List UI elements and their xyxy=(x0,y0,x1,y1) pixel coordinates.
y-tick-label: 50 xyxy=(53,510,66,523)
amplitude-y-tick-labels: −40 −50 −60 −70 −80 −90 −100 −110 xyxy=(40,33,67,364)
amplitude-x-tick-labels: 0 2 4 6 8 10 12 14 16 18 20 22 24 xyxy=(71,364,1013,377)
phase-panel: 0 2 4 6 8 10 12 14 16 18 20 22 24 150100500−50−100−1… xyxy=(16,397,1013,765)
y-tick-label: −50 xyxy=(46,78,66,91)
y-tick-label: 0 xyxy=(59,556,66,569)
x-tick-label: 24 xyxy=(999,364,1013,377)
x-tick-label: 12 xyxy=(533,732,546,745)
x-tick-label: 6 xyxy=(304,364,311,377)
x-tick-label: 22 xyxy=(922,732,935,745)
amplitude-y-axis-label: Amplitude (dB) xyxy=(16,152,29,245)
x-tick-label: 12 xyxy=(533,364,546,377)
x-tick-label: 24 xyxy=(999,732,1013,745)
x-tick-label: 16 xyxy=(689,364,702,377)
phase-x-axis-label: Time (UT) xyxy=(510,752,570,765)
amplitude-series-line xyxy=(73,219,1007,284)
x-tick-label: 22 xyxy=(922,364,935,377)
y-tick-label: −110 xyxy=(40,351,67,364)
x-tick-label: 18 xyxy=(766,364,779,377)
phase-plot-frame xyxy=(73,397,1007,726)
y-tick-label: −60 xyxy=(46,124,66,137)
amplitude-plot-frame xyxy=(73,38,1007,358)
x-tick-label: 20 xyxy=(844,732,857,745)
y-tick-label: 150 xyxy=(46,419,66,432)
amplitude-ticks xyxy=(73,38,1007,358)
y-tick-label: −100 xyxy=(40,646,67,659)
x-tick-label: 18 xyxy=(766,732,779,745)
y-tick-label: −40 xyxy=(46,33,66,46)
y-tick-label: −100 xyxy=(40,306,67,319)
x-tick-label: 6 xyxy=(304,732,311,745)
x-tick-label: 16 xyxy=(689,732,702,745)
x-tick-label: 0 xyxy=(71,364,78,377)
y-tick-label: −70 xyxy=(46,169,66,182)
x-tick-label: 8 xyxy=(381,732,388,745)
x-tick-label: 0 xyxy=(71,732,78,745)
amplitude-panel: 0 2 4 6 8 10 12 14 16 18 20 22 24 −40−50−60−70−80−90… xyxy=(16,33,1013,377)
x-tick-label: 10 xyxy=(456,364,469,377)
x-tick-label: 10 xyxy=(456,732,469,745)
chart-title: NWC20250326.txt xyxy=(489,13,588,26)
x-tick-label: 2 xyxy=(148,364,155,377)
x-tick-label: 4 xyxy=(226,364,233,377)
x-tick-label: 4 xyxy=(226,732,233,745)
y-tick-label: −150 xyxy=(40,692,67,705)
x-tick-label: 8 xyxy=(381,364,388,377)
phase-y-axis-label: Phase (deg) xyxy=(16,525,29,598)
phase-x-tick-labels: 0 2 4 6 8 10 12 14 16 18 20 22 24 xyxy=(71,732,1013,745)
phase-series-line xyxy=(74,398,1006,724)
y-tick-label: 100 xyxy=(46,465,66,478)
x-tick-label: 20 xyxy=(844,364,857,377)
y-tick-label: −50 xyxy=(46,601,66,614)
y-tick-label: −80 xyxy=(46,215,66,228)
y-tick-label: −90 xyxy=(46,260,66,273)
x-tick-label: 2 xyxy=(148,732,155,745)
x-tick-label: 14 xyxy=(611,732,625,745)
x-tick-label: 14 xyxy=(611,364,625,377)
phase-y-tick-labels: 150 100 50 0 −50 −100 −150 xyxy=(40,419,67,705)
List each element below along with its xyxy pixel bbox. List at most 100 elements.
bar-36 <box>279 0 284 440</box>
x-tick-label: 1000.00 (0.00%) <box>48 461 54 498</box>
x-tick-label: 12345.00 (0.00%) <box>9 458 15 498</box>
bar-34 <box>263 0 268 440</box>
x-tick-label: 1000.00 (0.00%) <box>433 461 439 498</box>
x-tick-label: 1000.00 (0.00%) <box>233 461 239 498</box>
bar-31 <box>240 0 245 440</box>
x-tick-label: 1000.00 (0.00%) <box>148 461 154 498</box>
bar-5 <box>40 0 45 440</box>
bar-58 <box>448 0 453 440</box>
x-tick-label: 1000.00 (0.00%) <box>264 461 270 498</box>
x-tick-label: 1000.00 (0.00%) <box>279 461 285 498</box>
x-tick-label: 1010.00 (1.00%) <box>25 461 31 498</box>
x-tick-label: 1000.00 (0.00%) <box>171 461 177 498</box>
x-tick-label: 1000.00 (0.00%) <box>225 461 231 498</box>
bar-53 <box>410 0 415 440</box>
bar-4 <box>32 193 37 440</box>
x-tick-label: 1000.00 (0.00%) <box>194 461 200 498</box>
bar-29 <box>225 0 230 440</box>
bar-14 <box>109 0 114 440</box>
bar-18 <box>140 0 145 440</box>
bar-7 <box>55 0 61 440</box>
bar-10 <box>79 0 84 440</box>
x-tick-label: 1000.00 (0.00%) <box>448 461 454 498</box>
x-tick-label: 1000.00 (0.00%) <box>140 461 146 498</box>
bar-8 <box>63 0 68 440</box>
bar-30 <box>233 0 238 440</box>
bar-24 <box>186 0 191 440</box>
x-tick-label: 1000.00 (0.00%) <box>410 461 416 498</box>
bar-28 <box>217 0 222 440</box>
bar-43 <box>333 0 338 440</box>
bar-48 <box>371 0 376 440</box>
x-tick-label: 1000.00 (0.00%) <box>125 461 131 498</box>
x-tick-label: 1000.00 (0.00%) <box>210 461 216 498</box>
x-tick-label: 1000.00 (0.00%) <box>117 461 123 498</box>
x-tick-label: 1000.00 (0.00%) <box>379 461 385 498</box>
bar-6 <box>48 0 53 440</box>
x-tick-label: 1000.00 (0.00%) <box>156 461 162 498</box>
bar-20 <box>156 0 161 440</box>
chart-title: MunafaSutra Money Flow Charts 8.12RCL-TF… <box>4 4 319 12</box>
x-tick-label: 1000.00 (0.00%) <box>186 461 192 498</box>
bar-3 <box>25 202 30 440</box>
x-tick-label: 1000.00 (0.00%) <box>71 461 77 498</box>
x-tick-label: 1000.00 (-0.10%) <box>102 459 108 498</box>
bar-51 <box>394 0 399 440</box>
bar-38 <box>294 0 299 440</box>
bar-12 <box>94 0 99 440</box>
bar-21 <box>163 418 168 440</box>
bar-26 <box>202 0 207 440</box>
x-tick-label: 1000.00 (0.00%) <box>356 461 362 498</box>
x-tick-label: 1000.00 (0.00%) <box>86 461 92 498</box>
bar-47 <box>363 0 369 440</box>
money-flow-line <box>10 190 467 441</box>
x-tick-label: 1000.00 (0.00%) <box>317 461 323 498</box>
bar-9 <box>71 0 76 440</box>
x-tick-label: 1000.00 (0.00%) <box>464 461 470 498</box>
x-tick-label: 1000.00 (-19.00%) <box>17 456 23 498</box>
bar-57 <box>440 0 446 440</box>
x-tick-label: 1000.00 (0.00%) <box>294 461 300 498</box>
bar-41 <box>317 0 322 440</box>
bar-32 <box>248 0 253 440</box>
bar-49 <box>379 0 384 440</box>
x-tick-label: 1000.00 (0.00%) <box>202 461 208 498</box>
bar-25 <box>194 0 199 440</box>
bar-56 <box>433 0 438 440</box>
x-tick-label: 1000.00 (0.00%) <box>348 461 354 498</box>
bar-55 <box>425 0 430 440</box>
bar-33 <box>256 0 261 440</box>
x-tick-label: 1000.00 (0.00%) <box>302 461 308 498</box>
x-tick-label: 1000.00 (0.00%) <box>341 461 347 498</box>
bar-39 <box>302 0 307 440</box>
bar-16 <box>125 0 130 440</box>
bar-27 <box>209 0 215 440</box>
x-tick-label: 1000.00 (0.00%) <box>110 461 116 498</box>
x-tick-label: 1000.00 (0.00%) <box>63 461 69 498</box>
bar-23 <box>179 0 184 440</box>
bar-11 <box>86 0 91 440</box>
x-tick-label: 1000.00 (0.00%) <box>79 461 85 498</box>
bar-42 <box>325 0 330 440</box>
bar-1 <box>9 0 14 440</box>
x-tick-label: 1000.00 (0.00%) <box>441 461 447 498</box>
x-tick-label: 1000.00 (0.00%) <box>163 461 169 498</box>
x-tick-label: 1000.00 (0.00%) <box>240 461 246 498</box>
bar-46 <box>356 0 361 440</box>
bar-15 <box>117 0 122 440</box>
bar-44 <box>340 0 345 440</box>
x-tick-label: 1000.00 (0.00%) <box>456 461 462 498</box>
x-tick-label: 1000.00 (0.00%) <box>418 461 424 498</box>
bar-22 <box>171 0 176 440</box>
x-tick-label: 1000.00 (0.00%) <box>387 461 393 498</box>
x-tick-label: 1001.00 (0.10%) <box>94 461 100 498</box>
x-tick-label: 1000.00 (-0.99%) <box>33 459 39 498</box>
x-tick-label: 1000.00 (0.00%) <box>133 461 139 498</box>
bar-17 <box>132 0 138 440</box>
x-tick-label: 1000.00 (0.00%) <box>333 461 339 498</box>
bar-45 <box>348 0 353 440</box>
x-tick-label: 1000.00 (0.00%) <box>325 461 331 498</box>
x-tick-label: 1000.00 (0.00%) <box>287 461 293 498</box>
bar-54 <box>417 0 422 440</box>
--- --- ---
Copy the rows above word for word, beginning with the first row and continuing through the row that contains "x-tick-label: 16 xyxy=(689,364,702,377)", including that row.

List UI elements and their xyxy=(x0,y0,x1,y1) pixel coordinates.
y-tick-label: 50 xyxy=(53,510,66,523)
amplitude-y-tick-labels: −40 −50 −60 −70 −80 −90 −100 −110 xyxy=(40,33,67,364)
amplitude-x-tick-labels: 0 2 4 6 8 10 12 14 16 18 20 22 24 xyxy=(71,364,1013,377)
phase-panel: 0 2 4 6 8 10 12 14 16 18 20 22 24 150100500−50−100−1… xyxy=(16,397,1013,765)
y-tick-label: −50 xyxy=(46,78,66,91)
y-tick-label: 0 xyxy=(59,556,66,569)
x-tick-label: 24 xyxy=(999,364,1013,377)
x-tick-label: 12 xyxy=(533,732,546,745)
x-tick-label: 6 xyxy=(304,364,311,377)
x-tick-label: 22 xyxy=(922,732,935,745)
amplitude-y-axis-label: Amplitude (dB) xyxy=(16,152,29,245)
x-tick-label: 12 xyxy=(533,364,546,377)
x-tick-label: 24 xyxy=(999,732,1013,745)
x-tick-label: 16 xyxy=(689,364,702,377)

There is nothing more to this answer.